>> Start

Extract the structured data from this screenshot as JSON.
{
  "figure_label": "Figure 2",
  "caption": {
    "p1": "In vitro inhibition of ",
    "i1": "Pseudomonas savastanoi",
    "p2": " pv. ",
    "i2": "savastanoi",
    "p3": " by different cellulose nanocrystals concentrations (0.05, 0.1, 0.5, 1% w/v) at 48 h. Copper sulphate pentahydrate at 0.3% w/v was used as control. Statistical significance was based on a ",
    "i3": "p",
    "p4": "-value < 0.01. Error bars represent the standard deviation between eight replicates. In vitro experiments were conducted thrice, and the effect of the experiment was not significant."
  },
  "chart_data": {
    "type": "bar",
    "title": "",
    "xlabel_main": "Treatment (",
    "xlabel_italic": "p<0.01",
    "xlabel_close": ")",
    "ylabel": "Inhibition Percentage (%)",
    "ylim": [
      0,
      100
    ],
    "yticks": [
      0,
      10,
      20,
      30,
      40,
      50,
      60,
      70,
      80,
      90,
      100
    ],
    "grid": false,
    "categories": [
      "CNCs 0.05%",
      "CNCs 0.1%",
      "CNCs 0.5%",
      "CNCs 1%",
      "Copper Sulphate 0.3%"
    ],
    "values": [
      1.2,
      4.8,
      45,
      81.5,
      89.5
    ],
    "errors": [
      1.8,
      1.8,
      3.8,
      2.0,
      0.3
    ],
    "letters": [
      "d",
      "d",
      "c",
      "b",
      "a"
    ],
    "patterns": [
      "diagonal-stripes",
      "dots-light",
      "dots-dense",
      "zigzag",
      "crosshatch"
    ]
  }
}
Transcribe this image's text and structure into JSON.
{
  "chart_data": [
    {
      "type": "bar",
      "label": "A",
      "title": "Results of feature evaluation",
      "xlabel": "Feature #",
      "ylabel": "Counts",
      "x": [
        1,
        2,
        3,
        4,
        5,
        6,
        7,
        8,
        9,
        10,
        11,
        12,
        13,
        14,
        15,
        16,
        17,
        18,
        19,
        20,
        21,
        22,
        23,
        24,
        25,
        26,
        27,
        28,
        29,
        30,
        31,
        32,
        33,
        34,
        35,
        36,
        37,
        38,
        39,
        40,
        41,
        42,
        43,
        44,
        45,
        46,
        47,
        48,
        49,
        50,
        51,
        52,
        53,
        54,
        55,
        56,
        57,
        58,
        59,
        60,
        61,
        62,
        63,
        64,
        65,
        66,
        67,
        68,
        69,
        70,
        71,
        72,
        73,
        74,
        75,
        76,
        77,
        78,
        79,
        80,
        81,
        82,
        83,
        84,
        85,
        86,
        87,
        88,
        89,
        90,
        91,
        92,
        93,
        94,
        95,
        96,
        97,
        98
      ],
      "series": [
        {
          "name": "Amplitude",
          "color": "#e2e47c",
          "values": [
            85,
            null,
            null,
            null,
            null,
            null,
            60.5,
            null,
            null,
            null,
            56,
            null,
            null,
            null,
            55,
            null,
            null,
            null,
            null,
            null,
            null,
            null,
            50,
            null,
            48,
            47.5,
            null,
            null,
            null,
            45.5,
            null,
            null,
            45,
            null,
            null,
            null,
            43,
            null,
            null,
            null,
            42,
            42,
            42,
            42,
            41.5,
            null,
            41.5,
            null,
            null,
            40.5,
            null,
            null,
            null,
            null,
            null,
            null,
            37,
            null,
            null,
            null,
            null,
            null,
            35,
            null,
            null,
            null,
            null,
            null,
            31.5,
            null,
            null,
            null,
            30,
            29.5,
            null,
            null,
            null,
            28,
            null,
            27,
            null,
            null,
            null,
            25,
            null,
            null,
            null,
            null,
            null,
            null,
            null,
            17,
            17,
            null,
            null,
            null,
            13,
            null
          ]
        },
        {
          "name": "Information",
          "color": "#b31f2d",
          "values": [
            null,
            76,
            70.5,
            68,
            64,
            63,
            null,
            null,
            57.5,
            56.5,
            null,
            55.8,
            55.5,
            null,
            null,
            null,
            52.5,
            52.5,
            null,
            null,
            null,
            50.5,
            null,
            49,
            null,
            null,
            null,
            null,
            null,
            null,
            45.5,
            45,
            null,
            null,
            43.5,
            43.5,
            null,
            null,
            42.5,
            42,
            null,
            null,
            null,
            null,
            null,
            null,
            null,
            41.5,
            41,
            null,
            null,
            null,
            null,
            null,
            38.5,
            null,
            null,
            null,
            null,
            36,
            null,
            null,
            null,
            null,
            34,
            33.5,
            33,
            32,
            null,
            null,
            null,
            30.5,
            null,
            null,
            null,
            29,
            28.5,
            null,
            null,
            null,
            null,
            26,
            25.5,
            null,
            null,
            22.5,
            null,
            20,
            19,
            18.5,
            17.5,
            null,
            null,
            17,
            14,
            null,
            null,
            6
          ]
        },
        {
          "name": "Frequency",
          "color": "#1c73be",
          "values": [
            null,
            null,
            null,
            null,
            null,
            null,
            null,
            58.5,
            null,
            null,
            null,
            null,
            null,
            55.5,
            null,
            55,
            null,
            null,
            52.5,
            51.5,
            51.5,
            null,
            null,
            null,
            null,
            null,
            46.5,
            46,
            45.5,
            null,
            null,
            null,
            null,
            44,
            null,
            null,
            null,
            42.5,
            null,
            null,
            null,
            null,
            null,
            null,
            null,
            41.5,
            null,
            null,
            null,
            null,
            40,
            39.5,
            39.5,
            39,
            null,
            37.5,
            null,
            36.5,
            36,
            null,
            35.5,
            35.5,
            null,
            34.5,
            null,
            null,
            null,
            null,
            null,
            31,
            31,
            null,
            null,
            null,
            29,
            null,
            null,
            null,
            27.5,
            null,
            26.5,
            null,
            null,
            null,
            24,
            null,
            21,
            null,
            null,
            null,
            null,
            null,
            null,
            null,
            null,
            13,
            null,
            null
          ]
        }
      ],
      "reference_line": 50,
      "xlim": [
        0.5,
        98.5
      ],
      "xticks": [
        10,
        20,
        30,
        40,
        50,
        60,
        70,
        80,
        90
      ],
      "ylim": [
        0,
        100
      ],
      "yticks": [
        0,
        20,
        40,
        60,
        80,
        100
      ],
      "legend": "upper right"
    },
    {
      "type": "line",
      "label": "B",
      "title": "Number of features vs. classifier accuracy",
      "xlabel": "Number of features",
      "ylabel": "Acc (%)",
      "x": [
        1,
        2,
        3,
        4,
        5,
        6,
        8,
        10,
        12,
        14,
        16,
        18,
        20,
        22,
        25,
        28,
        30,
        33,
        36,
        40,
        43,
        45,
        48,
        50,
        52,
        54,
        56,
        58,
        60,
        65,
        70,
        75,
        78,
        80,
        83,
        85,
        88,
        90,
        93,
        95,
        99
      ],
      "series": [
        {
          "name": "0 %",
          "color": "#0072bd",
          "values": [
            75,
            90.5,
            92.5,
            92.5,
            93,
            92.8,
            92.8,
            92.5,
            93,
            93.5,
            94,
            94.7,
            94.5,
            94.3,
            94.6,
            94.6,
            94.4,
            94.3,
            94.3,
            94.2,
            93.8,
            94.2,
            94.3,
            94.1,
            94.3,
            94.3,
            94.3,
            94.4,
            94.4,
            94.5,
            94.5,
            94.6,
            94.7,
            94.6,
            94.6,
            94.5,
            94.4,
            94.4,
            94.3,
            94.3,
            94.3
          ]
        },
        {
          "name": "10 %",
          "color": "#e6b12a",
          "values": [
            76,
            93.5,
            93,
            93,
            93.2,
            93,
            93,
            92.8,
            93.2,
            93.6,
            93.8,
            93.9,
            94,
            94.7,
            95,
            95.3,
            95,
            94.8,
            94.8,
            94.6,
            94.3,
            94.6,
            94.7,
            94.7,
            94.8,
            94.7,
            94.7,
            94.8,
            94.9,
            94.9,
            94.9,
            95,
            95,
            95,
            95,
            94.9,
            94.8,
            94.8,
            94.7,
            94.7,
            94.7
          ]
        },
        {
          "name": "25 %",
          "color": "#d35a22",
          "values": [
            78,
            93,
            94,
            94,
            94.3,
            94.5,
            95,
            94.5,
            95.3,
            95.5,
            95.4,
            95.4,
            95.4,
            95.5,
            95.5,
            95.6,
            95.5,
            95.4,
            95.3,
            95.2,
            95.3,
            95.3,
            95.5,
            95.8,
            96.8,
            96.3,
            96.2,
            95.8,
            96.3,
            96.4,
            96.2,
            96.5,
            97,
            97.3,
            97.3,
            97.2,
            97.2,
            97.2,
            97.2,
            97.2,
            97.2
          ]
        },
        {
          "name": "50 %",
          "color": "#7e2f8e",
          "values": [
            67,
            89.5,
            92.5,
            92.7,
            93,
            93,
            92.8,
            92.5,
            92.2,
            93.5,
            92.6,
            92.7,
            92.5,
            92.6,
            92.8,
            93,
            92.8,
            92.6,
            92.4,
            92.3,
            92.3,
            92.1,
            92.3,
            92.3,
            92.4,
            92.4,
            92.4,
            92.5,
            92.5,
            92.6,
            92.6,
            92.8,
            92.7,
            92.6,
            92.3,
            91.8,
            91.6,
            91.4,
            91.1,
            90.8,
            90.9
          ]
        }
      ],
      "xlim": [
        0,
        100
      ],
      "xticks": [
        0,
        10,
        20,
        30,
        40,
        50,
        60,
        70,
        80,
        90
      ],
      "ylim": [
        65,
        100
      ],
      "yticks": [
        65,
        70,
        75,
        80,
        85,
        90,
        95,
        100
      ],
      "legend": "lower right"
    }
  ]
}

>> End

GIVEN EXERCISE -
Only a number is wanted: how many lines of the material include the word "legend".

ANSWER FOR THE TASK -
2